* Required work: Write out every entry exactly as given, but omit the pictures.

--------------------------------

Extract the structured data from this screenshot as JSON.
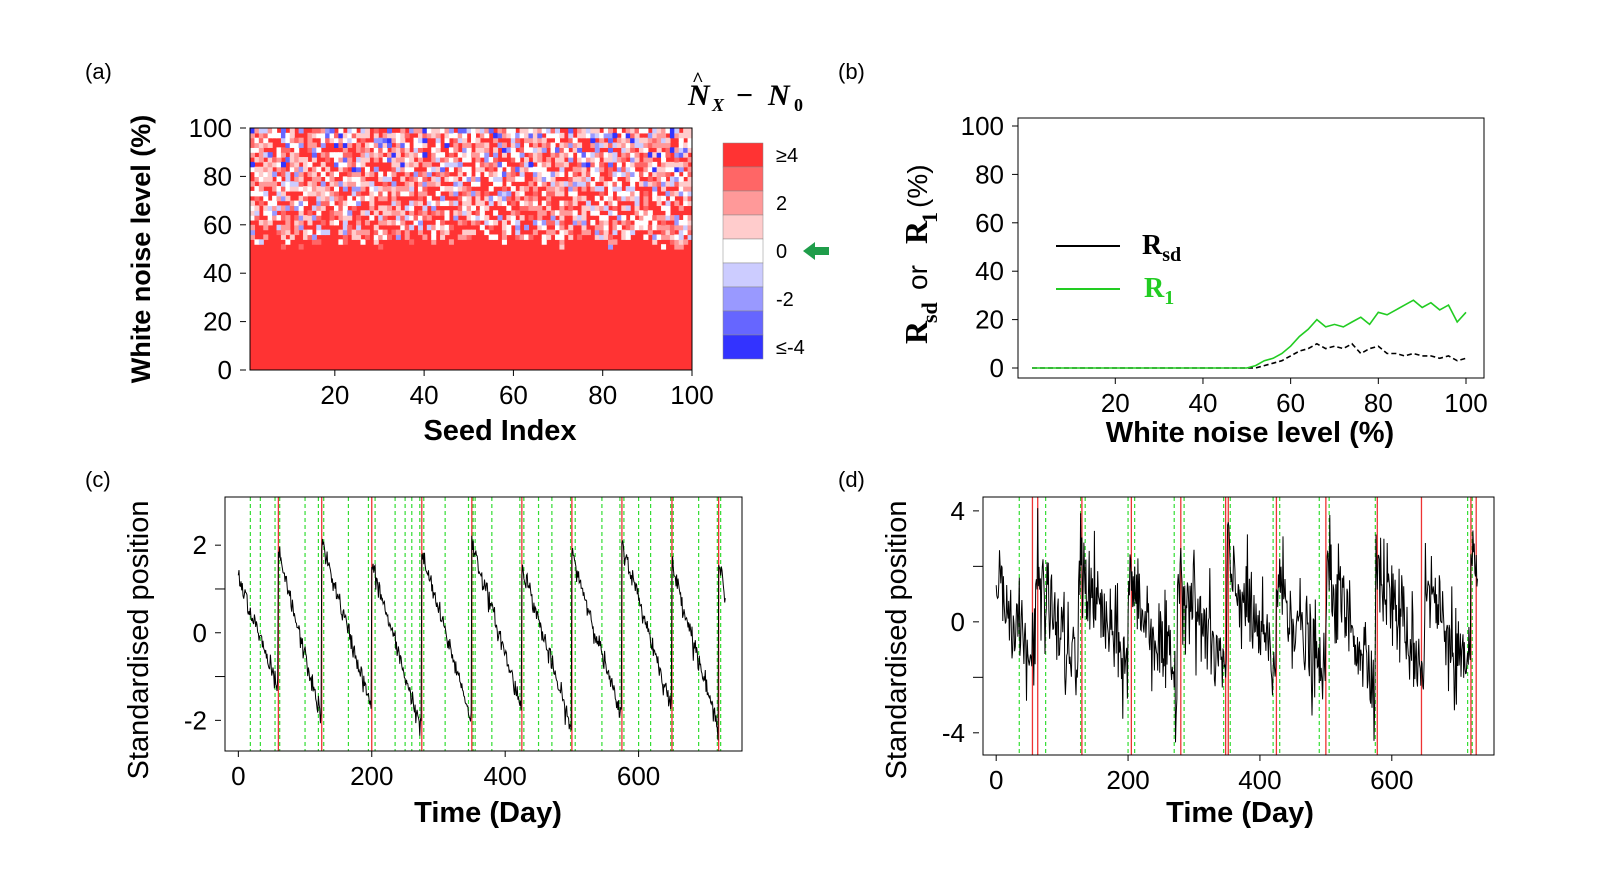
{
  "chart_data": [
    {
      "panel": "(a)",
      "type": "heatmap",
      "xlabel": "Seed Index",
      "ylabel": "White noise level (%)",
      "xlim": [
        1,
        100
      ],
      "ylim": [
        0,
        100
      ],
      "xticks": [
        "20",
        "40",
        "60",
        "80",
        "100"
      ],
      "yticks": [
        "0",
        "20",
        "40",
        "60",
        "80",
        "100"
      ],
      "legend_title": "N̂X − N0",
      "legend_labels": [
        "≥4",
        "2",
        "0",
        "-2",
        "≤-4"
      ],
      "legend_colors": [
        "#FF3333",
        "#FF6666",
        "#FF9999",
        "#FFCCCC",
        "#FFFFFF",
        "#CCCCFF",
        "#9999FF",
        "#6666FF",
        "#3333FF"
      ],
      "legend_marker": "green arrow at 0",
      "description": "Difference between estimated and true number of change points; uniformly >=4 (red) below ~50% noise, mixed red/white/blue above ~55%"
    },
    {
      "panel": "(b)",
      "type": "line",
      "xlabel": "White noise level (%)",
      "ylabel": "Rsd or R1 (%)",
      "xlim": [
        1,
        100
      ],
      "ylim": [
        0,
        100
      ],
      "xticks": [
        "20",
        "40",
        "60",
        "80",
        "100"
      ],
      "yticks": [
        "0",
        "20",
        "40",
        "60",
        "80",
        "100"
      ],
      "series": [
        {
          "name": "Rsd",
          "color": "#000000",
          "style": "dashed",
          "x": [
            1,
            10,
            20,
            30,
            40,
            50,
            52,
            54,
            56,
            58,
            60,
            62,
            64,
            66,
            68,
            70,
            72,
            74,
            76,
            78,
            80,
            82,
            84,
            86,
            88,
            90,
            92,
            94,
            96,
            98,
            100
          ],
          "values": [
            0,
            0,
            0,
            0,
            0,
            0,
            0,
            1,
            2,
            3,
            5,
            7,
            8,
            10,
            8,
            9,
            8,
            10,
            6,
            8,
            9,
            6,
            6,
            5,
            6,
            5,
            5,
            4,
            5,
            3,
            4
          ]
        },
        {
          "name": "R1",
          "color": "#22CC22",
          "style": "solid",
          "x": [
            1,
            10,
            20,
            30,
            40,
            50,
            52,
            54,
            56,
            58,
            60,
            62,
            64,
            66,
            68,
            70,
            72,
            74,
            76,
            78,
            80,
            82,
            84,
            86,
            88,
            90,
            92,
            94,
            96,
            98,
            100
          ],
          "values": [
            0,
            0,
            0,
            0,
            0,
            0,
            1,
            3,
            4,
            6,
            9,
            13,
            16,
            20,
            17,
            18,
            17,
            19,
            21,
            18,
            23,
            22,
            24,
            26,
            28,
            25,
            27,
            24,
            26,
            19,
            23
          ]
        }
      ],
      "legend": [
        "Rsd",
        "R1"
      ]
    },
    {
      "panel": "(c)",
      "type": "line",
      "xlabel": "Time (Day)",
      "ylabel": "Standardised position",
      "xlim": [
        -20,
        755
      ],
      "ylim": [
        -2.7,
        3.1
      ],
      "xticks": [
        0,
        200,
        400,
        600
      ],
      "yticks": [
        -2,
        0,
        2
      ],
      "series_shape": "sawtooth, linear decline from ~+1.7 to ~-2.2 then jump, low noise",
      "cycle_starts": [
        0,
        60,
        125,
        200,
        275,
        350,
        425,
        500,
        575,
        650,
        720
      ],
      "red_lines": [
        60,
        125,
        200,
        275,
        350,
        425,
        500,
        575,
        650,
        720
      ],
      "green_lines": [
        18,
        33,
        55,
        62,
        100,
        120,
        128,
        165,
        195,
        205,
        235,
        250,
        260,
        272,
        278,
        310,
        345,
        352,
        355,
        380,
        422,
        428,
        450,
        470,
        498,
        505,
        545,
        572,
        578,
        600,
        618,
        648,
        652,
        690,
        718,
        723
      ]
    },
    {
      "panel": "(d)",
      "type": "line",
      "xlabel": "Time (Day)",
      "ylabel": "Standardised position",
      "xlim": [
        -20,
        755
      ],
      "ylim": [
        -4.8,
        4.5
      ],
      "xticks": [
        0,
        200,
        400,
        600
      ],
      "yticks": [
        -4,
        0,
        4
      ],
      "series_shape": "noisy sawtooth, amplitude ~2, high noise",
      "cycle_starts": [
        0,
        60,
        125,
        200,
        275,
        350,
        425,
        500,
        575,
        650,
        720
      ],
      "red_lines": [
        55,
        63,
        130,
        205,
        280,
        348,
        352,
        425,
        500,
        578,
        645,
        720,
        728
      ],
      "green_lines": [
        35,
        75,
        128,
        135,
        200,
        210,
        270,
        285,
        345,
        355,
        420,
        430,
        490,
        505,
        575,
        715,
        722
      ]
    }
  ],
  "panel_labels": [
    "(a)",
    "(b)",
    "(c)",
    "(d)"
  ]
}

--------------------------------

* Full response:
Extract the structured data from this screenshot as JSON.
{
  "chart_data": [
    {
      "panel": "(a)",
      "type": "heatmap",
      "xlabel": "Seed Index",
      "ylabel": "White noise level (%)",
      "xlim": [
        1,
        100
      ],
      "ylim": [
        0,
        100
      ],
      "xticks": [
        "20",
        "40",
        "60",
        "80",
        "100"
      ],
      "yticks": [
        "0",
        "20",
        "40",
        "60",
        "80",
        "100"
      ],
      "legend_title": "N̂X − N0",
      "legend_labels": [
        "≥4",
        "2",
        "0",
        "-2",
        "≤-4"
      ],
      "legend_colors": [
        "#FF3333",
        "#FF6666",
        "#FF9999",
        "#FFCCCC",
        "#FFFFFF",
        "#CCCCFF",
        "#9999FF",
        "#6666FF",
        "#3333FF"
      ],
      "legend_marker": "green arrow at 0",
      "description": "Difference between estimated and true number of change points; uniformly >=4 (red) below ~50% noise, mixed red/white/blue above ~55%"
    },
    {
      "panel": "(b)",
      "type": "line",
      "xlabel": "White noise level (%)",
      "ylabel": "Rsd or R1 (%)",
      "xlim": [
        1,
        100
      ],
      "ylim": [
        0,
        100
      ],
      "xticks": [
        "20",
        "40",
        "60",
        "80",
        "100"
      ],
      "yticks": [
        "0",
        "20",
        "40",
        "60",
        "80",
        "100"
      ],
      "series": [
        {
          "name": "Rsd",
          "color": "#000000",
          "style": "dashed",
          "x": [
            1,
            10,
            20,
            30,
            40,
            50,
            52,
            54,
            56,
            58,
            60,
            62,
            64,
            66,
            68,
            70,
            72,
            74,
            76,
            78,
            80,
            82,
            84,
            86,
            88,
            90,
            92,
            94,
            96,
            98,
            100
          ],
          "values": [
            0,
            0,
            0,
            0,
            0,
            0,
            0,
            1,
            2,
            3,
            5,
            7,
            8,
            10,
            8,
            9,
            8,
            10,
            6,
            8,
            9,
            6,
            6,
            5,
            6,
            5,
            5,
            4,
            5,
            3,
            4
          ]
        },
        {
          "name": "R1",
          "color": "#22CC22",
          "style": "solid",
          "x": [
            1,
            10,
            20,
            30,
            40,
            50,
            52,
            54,
            56,
            58,
            60,
            62,
            64,
            66,
            68,
            70,
            72,
            74,
            76,
            78,
            80,
            82,
            84,
            86,
            88,
            90,
            92,
            94,
            96,
            98,
            100
          ],
          "values": [
            0,
            0,
            0,
            0,
            0,
            0,
            1,
            3,
            4,
            6,
            9,
            13,
            16,
            20,
            17,
            18,
            17,
            19,
            21,
            18,
            23,
            22,
            24,
            26,
            28,
            25,
            27,
            24,
            26,
            19,
            23
          ]
        }
      ],
      "legend": [
        "Rsd",
        "R1"
      ]
    },
    {
      "panel": "(c)",
      "type": "line",
      "xlabel": "Time (Day)",
      "ylabel": "Standardised position",
      "xlim": [
        -20,
        755
      ],
      "ylim": [
        -2.7,
        3.1
      ],
      "xticks": [
        0,
        200,
        400,
        600
      ],
      "yticks": [
        -2,
        0,
        2
      ],
      "series_shape": "sawtooth, linear decline from ~+1.7 to ~-2.2 then jump, low noise",
      "cycle_starts": [
        0,
        60,
        125,
        200,
        275,
        350,
        425,
        500,
        575,
        650,
        720
      ],
      "red_lines": [
        60,
        125,
        200,
        275,
        350,
        425,
        500,
        575,
        650,
        720
      ],
      "green_lines": [
        18,
        33,
        55,
        62,
        100,
        120,
        128,
        165,
        195,
        205,
        235,
        250,
        260,
        272,
        278,
        310,
        345,
        352,
        355,
        380,
        422,
        428,
        450,
        470,
        498,
        505,
        545,
        572,
        578,
        600,
        618,
        648,
        652,
        690,
        718,
        723
      ]
    },
    {
      "panel": "(d)",
      "type": "line",
      "xlabel": "Time (Day)",
      "ylabel": "Standardised position",
      "xlim": [
        -20,
        755
      ],
      "ylim": [
        -4.8,
        4.5
      ],
      "xticks": [
        0,
        200,
        400,
        600
      ],
      "yticks": [
        -4,
        0,
        4
      ],
      "series_shape": "noisy sawtooth, amplitude ~2, high noise",
      "cycle_starts": [
        0,
        60,
        125,
        200,
        275,
        350,
        425,
        500,
        575,
        650,
        720
      ],
      "red_lines": [
        55,
        63,
        130,
        205,
        280,
        348,
        352,
        425,
        500,
        578,
        645,
        720,
        728
      ],
      "green_lines": [
        35,
        75,
        128,
        135,
        200,
        210,
        270,
        285,
        345,
        355,
        420,
        430,
        490,
        505,
        575,
        715,
        722
      ]
    }
  ],
  "panel_labels": [
    "(a)",
    "(b)",
    "(c)",
    "(d)"
  ]
}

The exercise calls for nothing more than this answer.